The request => Leave out the images and repeat the listing below without a single change.

+---+

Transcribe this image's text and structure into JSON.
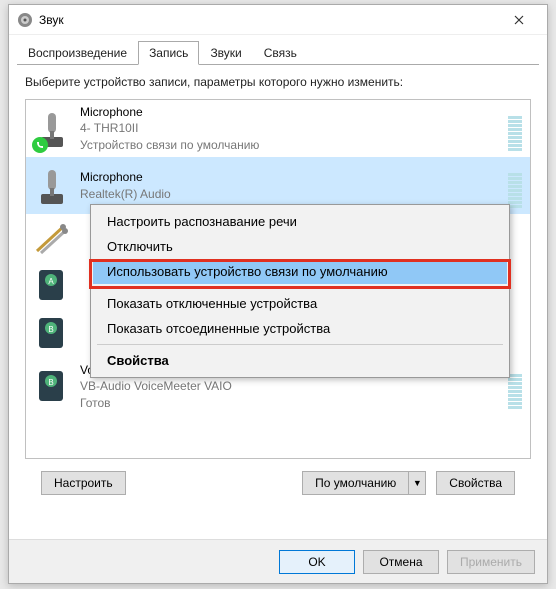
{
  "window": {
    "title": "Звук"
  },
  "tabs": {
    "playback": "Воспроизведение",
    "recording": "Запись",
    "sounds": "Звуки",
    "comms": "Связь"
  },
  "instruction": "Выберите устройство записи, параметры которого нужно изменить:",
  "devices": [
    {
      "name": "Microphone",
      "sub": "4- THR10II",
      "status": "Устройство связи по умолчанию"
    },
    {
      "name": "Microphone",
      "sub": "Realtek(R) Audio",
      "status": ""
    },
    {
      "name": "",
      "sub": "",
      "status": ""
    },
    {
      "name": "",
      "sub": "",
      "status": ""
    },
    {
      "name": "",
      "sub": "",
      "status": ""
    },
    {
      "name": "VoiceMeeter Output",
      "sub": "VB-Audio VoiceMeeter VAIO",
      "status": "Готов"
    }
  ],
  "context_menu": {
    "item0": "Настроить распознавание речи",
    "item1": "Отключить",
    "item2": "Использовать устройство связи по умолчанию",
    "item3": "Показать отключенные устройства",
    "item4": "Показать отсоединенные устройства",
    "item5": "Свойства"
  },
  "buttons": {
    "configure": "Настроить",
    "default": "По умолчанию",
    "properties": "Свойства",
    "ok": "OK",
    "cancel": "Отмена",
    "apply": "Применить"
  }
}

+---+

Task response =>
Transcribe this image's text and structure into JSON.
{
  "window": {
    "title": "Звук"
  },
  "tabs": {
    "playback": "Воспроизведение",
    "recording": "Запись",
    "sounds": "Звуки",
    "comms": "Связь"
  },
  "instruction": "Выберите устройство записи, параметры которого нужно изменить:",
  "devices": [
    {
      "name": "Microphone",
      "sub": "4- THR10II",
      "status": "Устройство связи по умолчанию"
    },
    {
      "name": "Microphone",
      "sub": "Realtek(R) Audio",
      "status": ""
    },
    {
      "name": "",
      "sub": "",
      "status": ""
    },
    {
      "name": "",
      "sub": "",
      "status": ""
    },
    {
      "name": "",
      "sub": "",
      "status": ""
    },
    {
      "name": "VoiceMeeter Output",
      "sub": "VB-Audio VoiceMeeter VAIO",
      "status": "Готов"
    }
  ],
  "context_menu": {
    "item0": "Настроить распознавание речи",
    "item1": "Отключить",
    "item2": "Использовать устройство связи по умолчанию",
    "item3": "Показать отключенные устройства",
    "item4": "Показать отсоединенные устройства",
    "item5": "Свойства"
  },
  "buttons": {
    "configure": "Настроить",
    "default": "По умолчанию",
    "properties": "Свойства",
    "ok": "OK",
    "cancel": "Отмена",
    "apply": "Применить"
  }
}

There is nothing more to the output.